Passage for review:
------------------------------------------------------------------------

So perhaps I was wrong. I had been hoping it wasn’t relapse.
But it’s been longer than a week, and I can’t shake the blah mood. My head hurts, my jaw aches from clenching my teeth. If I think about it at all, which I’ve avoided, I feel my breath get shallow and speed up. Last night and again today, I was overwhelmed with feelings of deep sadness; it took incredible effort not to cry.
I’m trying to figure this out. How does the definition of depression change for a person who has had it before? Are the symptoms still the same? What about for the 10th episode? Or the 12th? Or the 30th?
Does the ability to smile or laugh mean I’m not depressed?
If I want to stay in bed and sleep all day but I get up anyway, does that mean I’m not depressed?
If hopelessness is a symptom but as a Christ follower I have hope because Christ is with me, does that mean I’m not depressed?

------------------------------------------------------------------------

Supplied data:
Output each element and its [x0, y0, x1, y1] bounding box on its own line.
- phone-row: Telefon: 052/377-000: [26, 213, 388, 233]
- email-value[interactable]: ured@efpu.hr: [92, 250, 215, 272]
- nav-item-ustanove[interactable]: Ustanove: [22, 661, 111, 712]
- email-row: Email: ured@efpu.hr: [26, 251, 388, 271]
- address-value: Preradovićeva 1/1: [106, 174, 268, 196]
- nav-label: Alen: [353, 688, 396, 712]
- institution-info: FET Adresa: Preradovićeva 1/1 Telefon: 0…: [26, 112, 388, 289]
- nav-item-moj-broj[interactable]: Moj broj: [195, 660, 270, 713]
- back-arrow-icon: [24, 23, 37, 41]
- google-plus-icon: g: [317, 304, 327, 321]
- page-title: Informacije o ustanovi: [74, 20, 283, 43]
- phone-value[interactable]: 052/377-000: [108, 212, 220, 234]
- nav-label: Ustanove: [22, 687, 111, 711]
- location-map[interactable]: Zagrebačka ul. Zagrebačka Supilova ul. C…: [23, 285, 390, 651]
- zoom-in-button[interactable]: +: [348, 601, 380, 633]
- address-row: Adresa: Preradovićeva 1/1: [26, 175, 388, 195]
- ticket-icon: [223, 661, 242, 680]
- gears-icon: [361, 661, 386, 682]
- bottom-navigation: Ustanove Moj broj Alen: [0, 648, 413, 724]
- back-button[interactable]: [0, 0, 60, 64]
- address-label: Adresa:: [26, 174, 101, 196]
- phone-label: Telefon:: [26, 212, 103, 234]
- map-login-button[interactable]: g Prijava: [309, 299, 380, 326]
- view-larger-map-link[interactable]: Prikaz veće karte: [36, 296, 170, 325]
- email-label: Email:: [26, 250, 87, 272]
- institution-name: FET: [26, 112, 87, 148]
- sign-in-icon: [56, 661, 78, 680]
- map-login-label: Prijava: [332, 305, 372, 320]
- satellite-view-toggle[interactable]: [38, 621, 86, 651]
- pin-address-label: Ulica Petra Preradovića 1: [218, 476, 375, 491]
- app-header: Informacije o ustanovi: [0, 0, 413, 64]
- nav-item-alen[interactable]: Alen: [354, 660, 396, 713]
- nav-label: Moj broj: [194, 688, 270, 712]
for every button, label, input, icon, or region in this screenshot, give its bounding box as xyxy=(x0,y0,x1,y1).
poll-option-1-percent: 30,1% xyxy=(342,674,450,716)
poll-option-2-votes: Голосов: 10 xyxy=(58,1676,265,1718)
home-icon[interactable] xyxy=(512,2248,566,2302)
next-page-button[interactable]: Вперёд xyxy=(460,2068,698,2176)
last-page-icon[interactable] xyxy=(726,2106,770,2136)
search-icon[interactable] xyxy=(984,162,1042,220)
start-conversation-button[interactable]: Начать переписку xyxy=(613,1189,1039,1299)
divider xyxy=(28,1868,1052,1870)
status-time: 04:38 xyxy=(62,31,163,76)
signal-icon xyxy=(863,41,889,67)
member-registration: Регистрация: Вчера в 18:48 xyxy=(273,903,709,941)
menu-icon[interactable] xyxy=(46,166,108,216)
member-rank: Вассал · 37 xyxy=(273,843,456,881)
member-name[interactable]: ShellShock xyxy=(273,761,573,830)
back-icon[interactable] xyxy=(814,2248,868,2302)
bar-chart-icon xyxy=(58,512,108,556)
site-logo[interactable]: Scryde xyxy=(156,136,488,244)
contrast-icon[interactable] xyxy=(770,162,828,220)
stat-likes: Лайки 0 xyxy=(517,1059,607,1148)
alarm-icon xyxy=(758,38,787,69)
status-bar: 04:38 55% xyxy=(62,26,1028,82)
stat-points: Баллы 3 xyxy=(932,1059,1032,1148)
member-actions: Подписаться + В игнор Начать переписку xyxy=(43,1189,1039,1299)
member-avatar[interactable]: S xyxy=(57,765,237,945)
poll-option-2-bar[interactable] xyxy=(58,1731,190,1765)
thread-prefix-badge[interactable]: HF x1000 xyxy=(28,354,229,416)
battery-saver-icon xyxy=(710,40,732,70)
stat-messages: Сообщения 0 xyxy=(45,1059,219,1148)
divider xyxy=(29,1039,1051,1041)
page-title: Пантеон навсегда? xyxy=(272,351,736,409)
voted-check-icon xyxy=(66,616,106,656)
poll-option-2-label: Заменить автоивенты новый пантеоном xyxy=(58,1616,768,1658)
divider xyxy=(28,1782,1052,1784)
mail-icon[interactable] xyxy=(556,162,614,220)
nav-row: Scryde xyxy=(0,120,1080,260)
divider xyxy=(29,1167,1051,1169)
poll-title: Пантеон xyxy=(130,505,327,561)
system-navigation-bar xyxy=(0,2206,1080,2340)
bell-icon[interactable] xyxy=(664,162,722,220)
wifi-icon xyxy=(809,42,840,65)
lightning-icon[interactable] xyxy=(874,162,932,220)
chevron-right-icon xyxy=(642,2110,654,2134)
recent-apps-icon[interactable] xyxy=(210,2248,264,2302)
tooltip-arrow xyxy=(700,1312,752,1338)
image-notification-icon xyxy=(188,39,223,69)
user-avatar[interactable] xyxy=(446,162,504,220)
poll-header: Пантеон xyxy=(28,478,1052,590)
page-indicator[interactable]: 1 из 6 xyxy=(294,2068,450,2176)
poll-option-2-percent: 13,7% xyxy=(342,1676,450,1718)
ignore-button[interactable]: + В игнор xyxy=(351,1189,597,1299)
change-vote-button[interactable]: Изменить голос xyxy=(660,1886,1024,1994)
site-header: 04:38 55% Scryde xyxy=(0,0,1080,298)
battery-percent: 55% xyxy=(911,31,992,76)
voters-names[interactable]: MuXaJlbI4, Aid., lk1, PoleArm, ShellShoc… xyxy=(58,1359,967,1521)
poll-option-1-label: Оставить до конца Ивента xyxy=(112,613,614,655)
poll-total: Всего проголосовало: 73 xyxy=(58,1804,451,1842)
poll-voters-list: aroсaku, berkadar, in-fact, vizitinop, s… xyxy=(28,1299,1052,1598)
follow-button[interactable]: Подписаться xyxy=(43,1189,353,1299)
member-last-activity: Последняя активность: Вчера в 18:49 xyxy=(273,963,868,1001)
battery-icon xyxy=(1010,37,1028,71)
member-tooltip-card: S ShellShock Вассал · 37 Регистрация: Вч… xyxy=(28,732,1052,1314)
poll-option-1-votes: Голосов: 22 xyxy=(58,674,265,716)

------------------------------------------------------------------------

Work item:
In the passage on depression, shorten the paragraph beginning "But it’s been longer than a week" into a bulleted list that keeps its main facts.

Finished exercise:
- The low mood has lasted more than a week and won't lift.
- Headache, and a sore jaw from clenching teeth.
- Thinking about it brings shallow, fast breathing.
- Last night and today brought deep sadness and a hard struggle not to cry.